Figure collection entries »
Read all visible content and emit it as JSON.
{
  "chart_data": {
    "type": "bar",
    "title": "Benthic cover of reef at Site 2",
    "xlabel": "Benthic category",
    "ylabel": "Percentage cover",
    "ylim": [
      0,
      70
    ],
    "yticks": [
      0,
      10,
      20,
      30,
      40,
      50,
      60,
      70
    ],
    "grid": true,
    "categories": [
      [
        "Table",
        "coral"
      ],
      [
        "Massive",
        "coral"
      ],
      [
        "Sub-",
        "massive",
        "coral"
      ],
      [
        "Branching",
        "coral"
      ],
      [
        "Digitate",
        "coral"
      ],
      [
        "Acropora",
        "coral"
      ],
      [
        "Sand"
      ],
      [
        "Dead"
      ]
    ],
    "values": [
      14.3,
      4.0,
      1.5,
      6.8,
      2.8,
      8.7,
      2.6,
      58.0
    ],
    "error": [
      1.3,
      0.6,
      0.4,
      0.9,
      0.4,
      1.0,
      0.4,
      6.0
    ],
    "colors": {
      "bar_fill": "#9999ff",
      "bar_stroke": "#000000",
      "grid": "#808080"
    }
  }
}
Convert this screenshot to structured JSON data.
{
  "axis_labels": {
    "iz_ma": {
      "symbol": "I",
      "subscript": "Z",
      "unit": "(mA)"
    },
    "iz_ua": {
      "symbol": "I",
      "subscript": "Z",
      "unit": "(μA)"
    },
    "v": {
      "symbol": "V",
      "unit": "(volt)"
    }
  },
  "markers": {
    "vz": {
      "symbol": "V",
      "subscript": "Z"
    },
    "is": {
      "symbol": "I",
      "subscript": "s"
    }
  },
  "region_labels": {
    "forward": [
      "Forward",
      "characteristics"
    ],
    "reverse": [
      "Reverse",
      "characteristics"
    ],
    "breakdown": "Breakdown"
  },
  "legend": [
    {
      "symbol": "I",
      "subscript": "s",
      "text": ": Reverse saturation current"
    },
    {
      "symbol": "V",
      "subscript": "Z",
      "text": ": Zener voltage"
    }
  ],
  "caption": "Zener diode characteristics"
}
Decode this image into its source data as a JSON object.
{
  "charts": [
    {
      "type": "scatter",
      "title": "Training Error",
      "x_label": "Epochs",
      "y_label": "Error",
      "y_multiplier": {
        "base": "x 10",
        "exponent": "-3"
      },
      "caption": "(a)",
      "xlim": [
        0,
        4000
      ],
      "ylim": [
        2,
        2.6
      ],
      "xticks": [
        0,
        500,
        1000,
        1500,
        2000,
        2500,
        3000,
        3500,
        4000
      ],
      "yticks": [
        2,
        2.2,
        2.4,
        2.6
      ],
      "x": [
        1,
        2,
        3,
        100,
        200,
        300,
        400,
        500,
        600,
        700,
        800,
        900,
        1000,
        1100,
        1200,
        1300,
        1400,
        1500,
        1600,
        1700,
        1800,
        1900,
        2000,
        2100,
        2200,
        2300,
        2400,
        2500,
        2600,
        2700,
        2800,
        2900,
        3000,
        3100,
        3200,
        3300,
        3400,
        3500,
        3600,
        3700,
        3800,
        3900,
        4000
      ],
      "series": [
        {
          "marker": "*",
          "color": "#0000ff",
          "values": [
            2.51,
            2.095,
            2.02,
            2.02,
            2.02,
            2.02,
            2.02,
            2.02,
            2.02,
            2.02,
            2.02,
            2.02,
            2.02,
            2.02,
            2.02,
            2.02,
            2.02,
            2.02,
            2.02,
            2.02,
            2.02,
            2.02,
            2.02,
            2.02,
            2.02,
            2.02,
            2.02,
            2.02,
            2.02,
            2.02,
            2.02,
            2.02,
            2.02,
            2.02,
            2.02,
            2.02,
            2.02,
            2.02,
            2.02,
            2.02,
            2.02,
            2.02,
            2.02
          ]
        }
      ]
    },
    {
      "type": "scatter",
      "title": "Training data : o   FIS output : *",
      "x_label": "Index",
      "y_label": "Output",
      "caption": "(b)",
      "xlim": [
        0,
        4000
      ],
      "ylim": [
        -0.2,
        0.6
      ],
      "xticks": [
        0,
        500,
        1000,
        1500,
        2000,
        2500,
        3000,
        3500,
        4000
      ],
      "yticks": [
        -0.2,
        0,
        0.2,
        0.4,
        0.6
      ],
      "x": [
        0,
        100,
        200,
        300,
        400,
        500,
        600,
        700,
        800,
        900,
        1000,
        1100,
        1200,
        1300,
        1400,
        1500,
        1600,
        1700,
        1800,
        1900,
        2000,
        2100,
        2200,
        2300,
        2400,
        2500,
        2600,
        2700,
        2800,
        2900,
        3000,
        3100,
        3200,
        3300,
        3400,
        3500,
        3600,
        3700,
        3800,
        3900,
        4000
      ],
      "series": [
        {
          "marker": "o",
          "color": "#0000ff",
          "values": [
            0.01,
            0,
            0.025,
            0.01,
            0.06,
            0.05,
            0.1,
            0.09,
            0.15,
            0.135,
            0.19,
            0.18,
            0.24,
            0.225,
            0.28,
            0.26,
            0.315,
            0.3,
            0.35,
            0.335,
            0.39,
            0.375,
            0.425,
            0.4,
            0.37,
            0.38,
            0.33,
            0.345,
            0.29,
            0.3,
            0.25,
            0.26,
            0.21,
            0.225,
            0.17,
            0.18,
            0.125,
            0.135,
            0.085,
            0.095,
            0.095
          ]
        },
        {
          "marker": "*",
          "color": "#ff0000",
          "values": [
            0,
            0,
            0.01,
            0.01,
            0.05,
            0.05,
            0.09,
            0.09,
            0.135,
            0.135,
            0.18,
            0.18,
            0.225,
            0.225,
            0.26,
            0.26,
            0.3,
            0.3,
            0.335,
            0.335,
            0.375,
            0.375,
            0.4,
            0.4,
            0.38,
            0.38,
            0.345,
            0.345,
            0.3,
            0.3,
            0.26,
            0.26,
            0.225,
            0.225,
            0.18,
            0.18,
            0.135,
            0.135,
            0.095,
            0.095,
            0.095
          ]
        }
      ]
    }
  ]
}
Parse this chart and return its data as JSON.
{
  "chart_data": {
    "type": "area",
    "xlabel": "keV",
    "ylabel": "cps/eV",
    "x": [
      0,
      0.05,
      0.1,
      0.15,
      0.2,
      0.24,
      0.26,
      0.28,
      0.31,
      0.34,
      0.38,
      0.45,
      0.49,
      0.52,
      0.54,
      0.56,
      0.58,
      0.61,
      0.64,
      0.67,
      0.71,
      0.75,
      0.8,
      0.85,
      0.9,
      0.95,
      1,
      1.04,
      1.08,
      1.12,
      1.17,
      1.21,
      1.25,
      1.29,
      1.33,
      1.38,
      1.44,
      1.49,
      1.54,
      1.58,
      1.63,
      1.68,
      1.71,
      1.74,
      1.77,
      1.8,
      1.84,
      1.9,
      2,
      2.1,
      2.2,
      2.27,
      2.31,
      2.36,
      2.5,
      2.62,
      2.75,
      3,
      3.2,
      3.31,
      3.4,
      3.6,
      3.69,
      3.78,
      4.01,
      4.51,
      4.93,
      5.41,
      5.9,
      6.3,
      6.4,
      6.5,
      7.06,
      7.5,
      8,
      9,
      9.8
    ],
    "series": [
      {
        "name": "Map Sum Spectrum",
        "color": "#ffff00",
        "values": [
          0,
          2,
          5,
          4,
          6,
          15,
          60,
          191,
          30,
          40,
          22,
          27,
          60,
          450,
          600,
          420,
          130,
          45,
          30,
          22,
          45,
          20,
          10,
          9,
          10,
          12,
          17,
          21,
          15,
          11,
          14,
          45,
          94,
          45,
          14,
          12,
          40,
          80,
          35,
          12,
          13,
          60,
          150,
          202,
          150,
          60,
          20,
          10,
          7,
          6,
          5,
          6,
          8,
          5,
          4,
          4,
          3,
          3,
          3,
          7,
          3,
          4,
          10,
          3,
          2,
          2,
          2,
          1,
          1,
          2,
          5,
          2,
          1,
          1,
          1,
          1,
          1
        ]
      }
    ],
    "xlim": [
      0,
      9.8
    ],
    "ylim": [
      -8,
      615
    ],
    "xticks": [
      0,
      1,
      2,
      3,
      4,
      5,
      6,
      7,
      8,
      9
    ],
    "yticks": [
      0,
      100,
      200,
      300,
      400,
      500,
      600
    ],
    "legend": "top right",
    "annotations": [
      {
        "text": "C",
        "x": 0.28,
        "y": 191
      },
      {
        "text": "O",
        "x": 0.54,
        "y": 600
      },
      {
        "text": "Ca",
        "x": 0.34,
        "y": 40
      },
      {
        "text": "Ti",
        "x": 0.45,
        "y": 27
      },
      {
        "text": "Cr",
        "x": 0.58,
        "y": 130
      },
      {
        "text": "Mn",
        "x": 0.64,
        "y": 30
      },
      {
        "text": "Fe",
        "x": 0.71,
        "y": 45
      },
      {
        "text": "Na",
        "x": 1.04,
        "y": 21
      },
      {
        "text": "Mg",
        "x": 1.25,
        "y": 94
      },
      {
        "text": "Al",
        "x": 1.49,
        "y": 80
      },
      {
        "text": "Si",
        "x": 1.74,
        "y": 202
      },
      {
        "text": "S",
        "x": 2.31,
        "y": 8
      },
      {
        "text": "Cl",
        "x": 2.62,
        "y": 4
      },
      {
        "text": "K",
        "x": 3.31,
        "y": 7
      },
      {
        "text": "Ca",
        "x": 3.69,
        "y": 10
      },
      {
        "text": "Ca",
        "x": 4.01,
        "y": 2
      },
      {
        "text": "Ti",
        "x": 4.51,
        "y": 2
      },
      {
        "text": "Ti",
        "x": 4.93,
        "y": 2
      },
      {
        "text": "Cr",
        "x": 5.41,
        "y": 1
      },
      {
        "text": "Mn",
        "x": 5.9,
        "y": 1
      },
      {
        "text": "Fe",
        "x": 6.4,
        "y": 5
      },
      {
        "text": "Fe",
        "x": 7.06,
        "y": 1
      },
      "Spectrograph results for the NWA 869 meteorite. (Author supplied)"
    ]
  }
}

The request » Lines holding the word "this" in the entries above are the ones to pull out. Copy them all.

Output of the task »
Convert this screenshot to structured JSON data.
Decode this image into its source data as a JSON object.
Parse this chart and return its data as JSON.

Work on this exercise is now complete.